| Directions for this task |
Print the records below exactly as they appear.

| Records for processing |
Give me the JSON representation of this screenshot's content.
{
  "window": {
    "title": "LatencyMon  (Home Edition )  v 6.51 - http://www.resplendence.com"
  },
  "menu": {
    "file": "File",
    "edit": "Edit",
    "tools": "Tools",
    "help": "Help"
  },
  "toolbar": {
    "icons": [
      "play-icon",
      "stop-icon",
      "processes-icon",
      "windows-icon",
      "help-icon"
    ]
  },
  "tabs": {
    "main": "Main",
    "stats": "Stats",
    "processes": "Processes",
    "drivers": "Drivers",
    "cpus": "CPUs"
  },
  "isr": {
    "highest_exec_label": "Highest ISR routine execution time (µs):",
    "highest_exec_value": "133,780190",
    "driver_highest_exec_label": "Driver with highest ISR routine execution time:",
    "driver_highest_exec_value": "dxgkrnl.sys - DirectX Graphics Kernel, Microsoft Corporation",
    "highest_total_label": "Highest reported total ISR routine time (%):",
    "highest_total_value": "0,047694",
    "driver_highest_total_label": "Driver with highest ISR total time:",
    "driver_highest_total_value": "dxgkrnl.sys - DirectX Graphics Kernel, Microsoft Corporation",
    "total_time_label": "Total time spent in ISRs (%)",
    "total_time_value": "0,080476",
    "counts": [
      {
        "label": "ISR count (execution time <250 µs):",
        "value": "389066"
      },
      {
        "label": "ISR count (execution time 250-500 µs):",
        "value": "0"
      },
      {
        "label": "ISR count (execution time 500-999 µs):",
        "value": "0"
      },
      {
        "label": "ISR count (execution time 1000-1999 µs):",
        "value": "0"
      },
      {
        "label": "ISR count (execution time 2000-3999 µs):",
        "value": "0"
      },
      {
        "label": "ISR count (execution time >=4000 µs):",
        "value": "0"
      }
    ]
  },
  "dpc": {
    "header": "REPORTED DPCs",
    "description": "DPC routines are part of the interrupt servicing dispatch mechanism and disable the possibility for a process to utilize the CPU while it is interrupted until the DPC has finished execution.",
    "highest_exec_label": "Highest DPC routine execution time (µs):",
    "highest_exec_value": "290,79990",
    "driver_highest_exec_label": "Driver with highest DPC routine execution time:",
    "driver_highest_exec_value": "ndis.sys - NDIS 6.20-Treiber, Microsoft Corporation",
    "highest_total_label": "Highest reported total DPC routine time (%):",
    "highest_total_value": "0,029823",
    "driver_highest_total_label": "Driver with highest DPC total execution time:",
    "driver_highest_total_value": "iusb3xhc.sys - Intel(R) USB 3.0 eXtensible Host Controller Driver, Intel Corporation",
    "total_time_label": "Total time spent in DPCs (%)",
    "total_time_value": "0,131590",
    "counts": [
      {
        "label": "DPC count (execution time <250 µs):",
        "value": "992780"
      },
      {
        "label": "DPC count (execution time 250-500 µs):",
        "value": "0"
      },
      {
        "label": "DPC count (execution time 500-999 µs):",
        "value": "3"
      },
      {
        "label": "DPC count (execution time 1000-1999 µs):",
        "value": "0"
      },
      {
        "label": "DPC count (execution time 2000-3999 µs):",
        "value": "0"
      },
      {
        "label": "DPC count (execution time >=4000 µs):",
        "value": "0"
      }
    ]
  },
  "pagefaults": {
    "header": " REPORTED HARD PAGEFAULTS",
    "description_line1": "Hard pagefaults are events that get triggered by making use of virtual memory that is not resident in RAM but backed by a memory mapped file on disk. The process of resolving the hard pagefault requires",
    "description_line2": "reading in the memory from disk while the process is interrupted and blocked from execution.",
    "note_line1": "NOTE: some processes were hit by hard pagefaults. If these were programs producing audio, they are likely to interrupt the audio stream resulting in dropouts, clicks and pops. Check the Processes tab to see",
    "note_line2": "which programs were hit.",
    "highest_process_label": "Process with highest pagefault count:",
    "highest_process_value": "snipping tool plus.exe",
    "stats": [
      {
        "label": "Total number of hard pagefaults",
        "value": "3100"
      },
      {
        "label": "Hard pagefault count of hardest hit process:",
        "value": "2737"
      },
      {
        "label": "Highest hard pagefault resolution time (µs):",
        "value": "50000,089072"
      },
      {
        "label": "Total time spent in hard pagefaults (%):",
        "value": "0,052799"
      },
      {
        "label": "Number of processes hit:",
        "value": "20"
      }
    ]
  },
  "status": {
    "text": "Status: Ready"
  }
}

| Right answer |
Give me the JSON representation of this screenshot's content.
{
  "window": {
    "title": "LatencyMon  (Home Edition )  v 6.51 - http://www.resplendence.com"
  },
  "menu": {
    "file": "File",
    "edit": "Edit",
    "tools": "Tools",
    "help": "Help"
  },
  "toolbar": {
    "icons": [
      "play-icon",
      "stop-icon",
      "processes-icon",
      "windows-icon",
      "help-icon"
    ]
  },
  "tabs": {
    "main": "Main",
    "stats": "Stats",
    "processes": "Processes",
    "drivers": "Drivers",
    "cpus": "CPUs"
  },
  "isr": {
    "highest_exec_label": "Highest ISR routine execution time (µs):",
    "highest_exec_value": "133,780190",
    "driver_highest_exec_label": "Driver with highest ISR routine execution time:",
    "driver_highest_exec_value": "dxgkrnl.sys - DirectX Graphics Kernel, Microsoft Corporation",
    "highest_total_label": "Highest reported total ISR routine time (%):",
    "highest_total_value": "0,047694",
    "driver_highest_total_label": "Driver with highest ISR total time:",
    "driver_highest_total_value": "dxgkrnl.sys - DirectX Graphics Kernel, Microsoft Corporation",
    "total_time_label": "Total time spent in ISRs (%)",
    "total_time_value": "0,080476",
    "counts": [
      {
        "label": "ISR count (execution time <250 µs):",
        "value": "389066"
      },
      {
        "label": "ISR count (execution time 250-500 µs):",
        "value": "0"
      },
      {
        "label": "ISR count (execution time 500-999 µs):",
        "value": "0"
      },
      {
        "label": "ISR count (execution time 1000-1999 µs):",
        "value": "0"
      },
      {
        "label": "ISR count (execution time 2000-3999 µs):",
        "value": "0"
      },
      {
        "label": "ISR count (execution time >=4000 µs):",
        "value": "0"
      }
    ]
  },
  "dpc": {
    "header": "REPORTED DPCs",
    "description": "DPC routines are part of the interrupt servicing dispatch mechanism and disable the possibility for a process to utilize the CPU while it is interrupted until the DPC has finished execution.",
    "highest_exec_label": "Highest DPC routine execution time (µs):",
    "highest_exec_value": "290,79990",
    "driver_highest_exec_label": "Driver with highest DPC routine execution time:",
    "driver_highest_exec_value": "ndis.sys - NDIS 6.20-Treiber, Microsoft Corporation",
    "highest_total_label": "Highest reported total DPC routine time (%):",
    "highest_total_value": "0,029823",
    "driver_highest_total_label": "Driver with highest DPC total execution time:",
    "driver_highest_total_value": "iusb3xhc.sys - Intel(R) USB 3.0 eXtensible Host Controller Driver, Intel Corporation",
    "total_time_label": "Total time spent in DPCs (%)",
    "total_time_value": "0,131590",
    "counts": [
      {
        "label": "DPC count (execution time <250 µs):",
        "value": "992780"
      },
      {
        "label": "DPC count (execution time 250-500 µs):",
        "value": "0"
      },
      {
        "label": "DPC count (execution time 500-999 µs):",
        "value": "3"
      },
      {
        "label": "DPC count (execution time 1000-1999 µs):",
        "value": "0"
      },
      {
        "label": "DPC count (execution time 2000-3999 µs):",
        "value": "0"
      },
      {
        "label": "DPC count (execution time >=4000 µs):",
        "value": "0"
      }
    ]
  },
  "pagefaults": {
    "header": " REPORTED HARD PAGEFAULTS",
    "description_line1": "Hard pagefaults are events that get triggered by making use of virtual memory that is not resident in RAM but backed by a memory mapped file on disk. The process of resolving the hard pagefault requires",
    "description_line2": "reading in the memory from disk while the process is interrupted and blocked from execution.",
    "note_line1": "NOTE: some processes were hit by hard pagefaults. If these were programs producing audio, they are likely to interrupt the audio stream resulting in dropouts, clicks and pops. Check the Processes tab to see",
    "note_line2": "which programs were hit.",
    "highest_process_label": "Process with highest pagefault count:",
    "highest_process_value": "snipping tool plus.exe",
    "stats": [
      {
        "label": "Total number of hard pagefaults",
        "value": "3100"
      },
      {
        "label": "Hard pagefault count of hardest hit process:",
        "value": "2737"
      },
      {
        "label": "Highest hard pagefault resolution time (µs):",
        "value": "50000,089072"
      },
      {
        "label": "Total time spent in hard pagefaults (%):",
        "value": "0,052799"
      },
      {
        "label": "Number of processes hit:",
        "value": "20"
      }
    ]
  },
  "status": {
    "text": "Status: Ready"
  }
}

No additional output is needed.